■ THE PROBLEM ■
Write out each line that follows exactly as it stands, without the pictures.

-- -- --

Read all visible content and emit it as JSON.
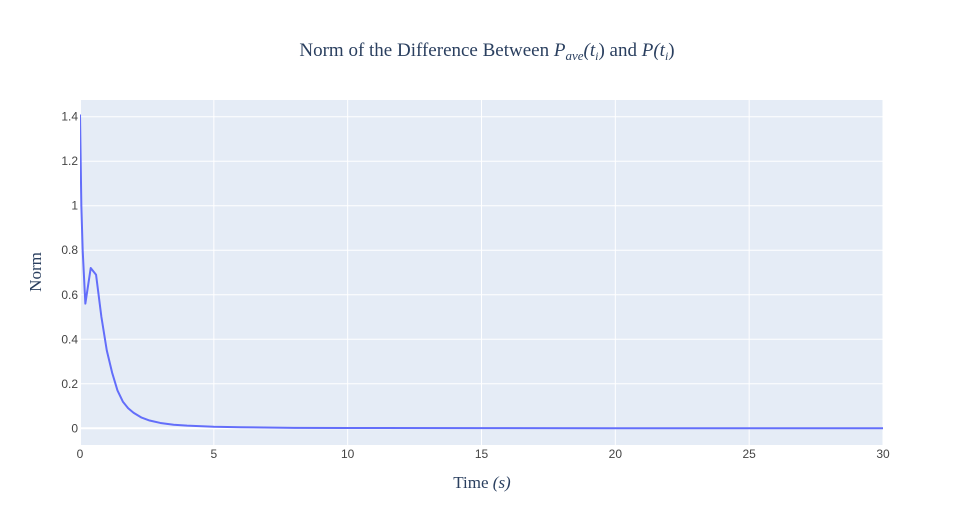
{
  "chart_data": {
    "type": "line",
    "title": {
      "prefix": "Norm of the Difference Between ",
      "sym1": "P",
      "sub1": "ave",
      "arg1_open": "(t",
      "arg1_sub": "i",
      "arg1_close": ")",
      "conj": " and ",
      "sym2": "P",
      "arg2_open": "(t",
      "arg2_sub": "i",
      "arg2_close": ")"
    },
    "xlabel": {
      "text": "Time ",
      "unit": "(s)"
    },
    "ylabel": "Norm",
    "xlim": [
      0,
      30
    ],
    "ylim": [
      -0.075,
      1.475
    ],
    "xticks": [
      0,
      5,
      10,
      15,
      20,
      25,
      30
    ],
    "yticks": [
      0,
      0.2,
      0.4,
      0.6,
      0.8,
      1,
      1.2,
      1.4
    ],
    "yticklabels": [
      "0",
      "0.2",
      "0.4",
      "0.6",
      "0.8",
      "1",
      "1.2",
      "1.4"
    ],
    "grid": true,
    "series": [
      {
        "color": "#636efa",
        "x": [
          0,
          0.05,
          0.1,
          0.2,
          0.4,
          0.6,
          0.8,
          1.0,
          1.2,
          1.4,
          1.6,
          1.8,
          2.0,
          2.3,
          2.6,
          3.0,
          3.5,
          4.0,
          5.0,
          6.0,
          8.0,
          10.0,
          15.0,
          20.0,
          25.0,
          30.0
        ],
        "y": [
          1.41,
          1.0,
          0.8,
          0.56,
          0.72,
          0.69,
          0.5,
          0.35,
          0.25,
          0.17,
          0.12,
          0.09,
          0.07,
          0.048,
          0.035,
          0.024,
          0.016,
          0.012,
          0.007,
          0.005,
          0.002,
          0.0015,
          0.001,
          0.0005,
          0.0003,
          0.0002
        ]
      }
    ]
  }
}
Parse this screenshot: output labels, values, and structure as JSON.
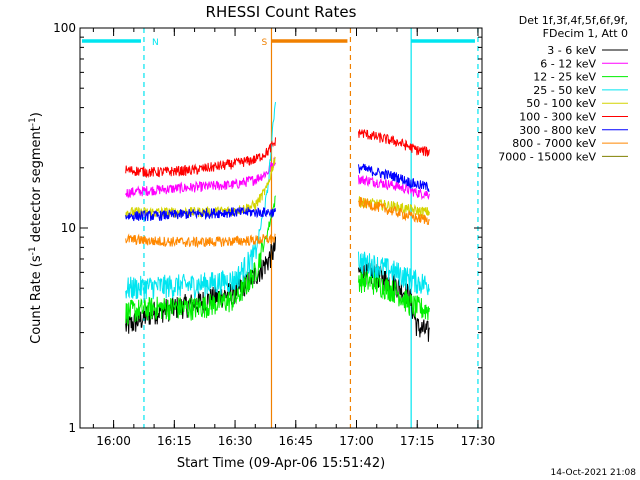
{
  "chart_data": {
    "type": "line",
    "title": "RHESSI Count Rates",
    "xlabel": "Start Time (09-Apr-06 15:51:42)",
    "ylabel_prefix": "Count Rate (s",
    "ylabel_sup1": "-1",
    "ylabel_mid": " detector segment",
    "ylabel_sup2": "-1",
    "ylabel_suffix": ")",
    "y_scale": "log",
    "ylim": [
      1,
      100
    ],
    "y_ticks": [
      "1",
      "10",
      "100"
    ],
    "x_range": [
      "15:51:42",
      "17:31:00"
    ],
    "x_ticks": [
      "16:00",
      "16:15",
      "16:30",
      "16:45",
      "17:00",
      "17:15",
      "17:30"
    ],
    "detector_info": [
      "Det 1f,3f,4f,5f,6f,9f,",
      "FDecim 1, Att 0"
    ],
    "timestamp": "14-Oct-2021 21:08",
    "intervals": [
      {
        "label": "N",
        "start": "15:51:42",
        "end": "16:07:30",
        "color": "#00e5f0"
      },
      {
        "label": "S",
        "start": "16:39:00",
        "end": "16:58:30",
        "color": "#f08000"
      },
      {
        "label": "",
        "start": "17:13:30",
        "end": "17:30:00",
        "color": "#00e5f0"
      }
    ],
    "data_segments": [
      {
        "start": "16:03:00",
        "end": "16:40:00"
      },
      {
        "start": "17:00:30",
        "end": "17:18:00"
      }
    ],
    "series": [
      {
        "name": "3 - 6 keV",
        "color": "#000000",
        "x": [
          "16:03",
          "16:10",
          "16:20",
          "16:30",
          "16:35",
          "16:38",
          "16:40",
          "17:01",
          "17:05",
          "17:10",
          "17:13",
          "17:15",
          "17:18"
        ],
        "y": [
          3.2,
          3.8,
          4.2,
          4.8,
          5.8,
          6.8,
          8.0,
          6.0,
          5.8,
          5.2,
          4.6,
          3.2,
          3.0
        ]
      },
      {
        "name": "6 - 12 keV",
        "color": "#ff00ff",
        "x": [
          "16:03",
          "16:10",
          "16:20",
          "16:30",
          "16:35",
          "16:38",
          "16:40",
          "17:01",
          "17:05",
          "17:10",
          "17:13",
          "17:15",
          "17:18"
        ],
        "y": [
          15.0,
          15.5,
          16.0,
          16.5,
          17.5,
          19.0,
          22.0,
          17.5,
          17.0,
          16.2,
          15.5,
          15.0,
          14.8
        ]
      },
      {
        "name": "12 - 25 keV",
        "color": "#00ee00",
        "x": [
          "16:03",
          "16:10",
          "16:20",
          "16:30",
          "16:35",
          "16:38",
          "16:40",
          "17:01",
          "17:05",
          "17:10",
          "17:13",
          "17:15",
          "17:18"
        ],
        "y": [
          3.8,
          4.0,
          4.0,
          4.4,
          6.0,
          9.5,
          14.0,
          5.5,
          5.3,
          4.8,
          4.2,
          4.0,
          3.9
        ]
      },
      {
        "name": "25 - 50 keV",
        "color": "#00e5f0",
        "x": [
          "16:03",
          "16:10",
          "16:20",
          "16:30",
          "16:35",
          "16:38",
          "16:40",
          "17:01",
          "17:05",
          "17:10",
          "17:13",
          "17:15",
          "17:18"
        ],
        "y": [
          5.0,
          5.1,
          5.2,
          5.5,
          7.5,
          15.0,
          45.0,
          6.8,
          6.5,
          6.0,
          5.6,
          5.4,
          5.2
        ]
      },
      {
        "name": "50 - 100 keV",
        "color": "#d4d400",
        "x": [
          "16:03",
          "16:10",
          "16:20",
          "16:30",
          "16:35",
          "16:38",
          "16:40",
          "17:01",
          "17:05",
          "17:10",
          "17:13",
          "17:15",
          "17:18"
        ],
        "y": [
          12.0,
          12.0,
          12.0,
          12.2,
          13.0,
          16.0,
          23.0,
          13.5,
          13.2,
          12.8,
          12.4,
          12.2,
          12.0
        ]
      },
      {
        "name": "100 - 300 keV",
        "color": "#ff0000",
        "x": [
          "16:03",
          "16:10",
          "16:20",
          "16:30",
          "16:35",
          "16:38",
          "16:40",
          "17:01",
          "17:05",
          "17:10",
          "17:13",
          "17:15",
          "17:18"
        ],
        "y": [
          19.5,
          19.0,
          19.5,
          21.0,
          22.0,
          24.0,
          27.0,
          30.0,
          28.5,
          27.0,
          25.5,
          24.5,
          24.0
        ]
      },
      {
        "name": "300 - 800 keV",
        "color": "#0000ff",
        "x": [
          "16:03",
          "16:10",
          "16:20",
          "16:30",
          "16:35",
          "16:38",
          "16:40",
          "17:01",
          "17:05",
          "17:10",
          "17:13",
          "17:15",
          "17:18"
        ],
        "y": [
          11.5,
          11.5,
          11.8,
          12.0,
          12.0,
          12.0,
          12.0,
          20.0,
          19.0,
          18.0,
          17.0,
          16.5,
          16.0
        ]
      },
      {
        "name": "800 - 7000 keV",
        "color": "#ff8800",
        "x": [
          "16:03",
          "16:10",
          "16:20",
          "16:30",
          "16:35",
          "16:38",
          "16:40",
          "17:01",
          "17:05",
          "17:10",
          "17:13",
          "17:15",
          "17:18"
        ],
        "y": [
          8.8,
          8.6,
          8.5,
          8.6,
          8.7,
          8.8,
          8.8,
          13.5,
          12.8,
          12.0,
          11.5,
          11.2,
          11.0
        ]
      },
      {
        "name": "7000 - 15000 keV",
        "color": "#808000",
        "x": [],
        "y": []
      }
    ]
  }
}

-- -- --

■ RIGHT ANSWER ■
Read all visible content and emit it as JSON.
{
  "chart_data": {
    "type": "line",
    "title": {
      "prefix": "Norm of the Difference Between ",
      "sym1": "P",
      "sub1": "ave",
      "arg1_open": "(t",
      "arg1_sub": "i",
      "arg1_close": ")",
      "conj": " and ",
      "sym2": "P",
      "arg2_open": "(t",
      "arg2_sub": "i",
      "arg2_close": ")"
    },
    "xlabel": {
      "text": "Time ",
      "unit": "(s)"
    },
    "ylabel": "Norm",
    "xlim": [
      0,
      30
    ],
    "ylim": [
      -0.075,
      1.475
    ],
    "xticks": [
      0,
      5,
      10,
      15,
      20,
      25,
      30
    ],
    "yticks": [
      0,
      0.2,
      0.4,
      0.6,
      0.8,
      1,
      1.2,
      1.4
    ],
    "yticklabels": [
      "0",
      "0.2",
      "0.4",
      "0.6",
      "0.8",
      "1",
      "1.2",
      "1.4"
    ],
    "grid": true,
    "series": [
      {
        "color": "#636efa",
        "x": [
          0,
          0.05,
          0.1,
          0.2,
          0.4,
          0.6,
          0.8,
          1.0,
          1.2,
          1.4,
          1.6,
          1.8,
          2.0,
          2.3,
          2.6,
          3.0,
          3.5,
          4.0,
          5.0,
          6.0,
          8.0,
          10.0,
          15.0,
          20.0,
          25.0,
          30.0
        ],
        "y": [
          1.41,
          1.0,
          0.8,
          0.56,
          0.72,
          0.69,
          0.5,
          0.35,
          0.25,
          0.17,
          0.12,
          0.09,
          0.07,
          0.048,
          0.035,
          0.024,
          0.016,
          0.012,
          0.007,
          0.005,
          0.002,
          0.0015,
          0.001,
          0.0005,
          0.0003,
          0.0002
        ]
      }
    ]
  }
}
Parse this screenshot: output labels, values, and structure as JSON.
{
  "chart_data": {
    "type": "line",
    "title": "RHESSI Count Rates",
    "xlabel": "Start Time (09-Apr-06 15:51:42)",
    "ylabel_prefix": "Count Rate (s",
    "ylabel_sup1": "-1",
    "ylabel_mid": " detector segment",
    "ylabel_sup2": "-1",
    "ylabel_suffix": ")",
    "y_scale": "log",
    "ylim": [
      1,
      100
    ],
    "y_ticks": [
      "1",
      "10",
      "100"
    ],
    "x_range": [
      "15:51:42",
      "17:31:00"
    ],
    "x_ticks": [
      "16:00",
      "16:15",
      "16:30",
      "16:45",
      "17:00",
      "17:15",
      "17:30"
    ],
    "detector_info": [
      "Det 1f,3f,4f,5f,6f,9f,",
      "FDecim 1, Att 0"
    ],
    "timestamp": "14-Oct-2021 21:08",
    "intervals": [
      {
        "label": "N",
        "start": "15:51:42",
        "end": "16:07:30",
        "color": "#00e5f0"
      },
      {
        "label": "S",
        "start": "16:39:00",
        "end": "16:58:30",
        "color": "#f08000"
      },
      {
        "label": "",
        "start": "17:13:30",
        "end": "17:30:00",
        "color": "#00e5f0"
      }
    ],
    "data_segments": [
      {
        "start": "16:03:00",
        "end": "16:40:00"
      },
      {
        "start": "17:00:30",
        "end": "17:18:00"
      }
    ],
    "series": [
      {
        "name": "3 - 6 keV",
        "color": "#000000",
        "x": [
          "16:03",
          "16:10",
          "16:20",
          "16:30",
          "16:35",
          "16:38",
          "16:40",
          "17:01",
          "17:05",
          "17:10",
          "17:13",
          "17:15",
          "17:18"
        ],
        "y": [
          3.2,
          3.8,
          4.2,
          4.8,
          5.8,
          6.8,
          8.0,
          6.0,
          5.8,
          5.2,
          4.6,
          3.2,
          3.0
        ]
      },
      {
        "name": "6 - 12 keV",
        "color": "#ff00ff",
        "x": [
          "16:03",
          "16:10",
          "16:20",
          "16:30",
          "16:35",
          "16:38",
          "16:40",
          "17:01",
          "17:05",
          "17:10",
          "17:13",
          "17:15",
          "17:18"
        ],
        "y": [
          15.0,
          15.5,
          16.0,
          16.5,
          17.5,
          19.0,
          22.0,
          17.5,
          17.0,
          16.2,
          15.5,
          15.0,
          14.8
        ]
      },
      {
        "name": "12 - 25 keV",
        "color": "#00ee00",
        "x": [
          "16:03",
          "16:10",
          "16:20",
          "16:30",
          "16:35",
          "16:38",
          "16:40",
          "17:01",
          "17:05",
          "17:10",
          "17:13",
          "17:15",
          "17:18"
        ],
        "y": [
          3.8,
          4.0,
          4.0,
          4.4,
          6.0,
          9.5,
          14.0,
          5.5,
          5.3,
          4.8,
          4.2,
          4.0,
          3.9
        ]
      },
      {
        "name": "25 - 50 keV",
        "color": "#00e5f0",
        "x": [
          "16:03",
          "16:10",
          "16:20",
          "16:30",
          "16:35",
          "16:38",
          "16:40",
          "17:01",
          "17:05",
          "17:10",
          "17:13",
          "17:15",
          "17:18"
        ],
        "y": [
          5.0,
          5.1,
          5.2,
          5.5,
          7.5,
          15.0,
          45.0,
          6.8,
          6.5,
          6.0,
          5.6,
          5.4,
          5.2
        ]
      },
      {
        "name": "50 - 100 keV",
        "color": "#d4d400",
        "x": [
          "16:03",
          "16:10",
          "16:20",
          "16:30",
          "16:35",
          "16:38",
          "16:40",
          "17:01",
          "17:05",
          "17:10",
          "17:13",
          "17:15",
          "17:18"
        ],
        "y": [
          12.0,
          12.0,
          12.0,
          12.2,
          13.0,
          16.0,
          23.0,
          13.5,
          13.2,
          12.8,
          12.4,
          12.2,
          12.0
        ]
      },
      {
        "name": "100 - 300 keV",
        "color": "#ff0000",
        "x": [
          "16:03",
          "16:10",
          "16:20",
          "16:30",
          "16:35",
          "16:38",
          "16:40",
          "17:01",
          "17:05",
          "17:10",
          "17:13",
          "17:15",
          "17:18"
        ],
        "y": [
          19.5,
          19.0,
          19.5,
          21.0,
          22.0,
          24.0,
          27.0,
          30.0,
          28.5,
          27.0,
          25.5,
          24.5,
          24.0
        ]
      },
      {
        "name": "300 - 800 keV",
        "color": "#0000ff",
        "x": [
          "16:03",
          "16:10",
          "16:20",
          "16:30",
          "16:35",
          "16:38",
          "16:40",
          "17:01",
          "17:05",
          "17:10",
          "17:13",
          "17:15",
          "17:18"
        ],
        "y": [
          11.5,
          11.5,
          11.8,
          12.0,
          12.0,
          12.0,
          12.0,
          20.0,
          19.0,
          18.0,
          17.0,
          16.5,
          16.0
        ]
      },
      {
        "name": "800 - 7000 keV",
        "color": "#ff8800",
        "x": [
          "16:03",
          "16:10",
          "16:20",
          "16:30",
          "16:35",
          "16:38",
          "16:40",
          "17:01",
          "17:05",
          "17:10",
          "17:13",
          "17:15",
          "17:18"
        ],
        "y": [
          8.8,
          8.6,
          8.5,
          8.6,
          8.7,
          8.8,
          8.8,
          13.5,
          12.8,
          12.0,
          11.5,
          11.2,
          11.0
        ]
      },
      {
        "name": "7000 - 15000 keV",
        "color": "#808000",
        "x": [],
        "y": []
      }
    ]
  }
}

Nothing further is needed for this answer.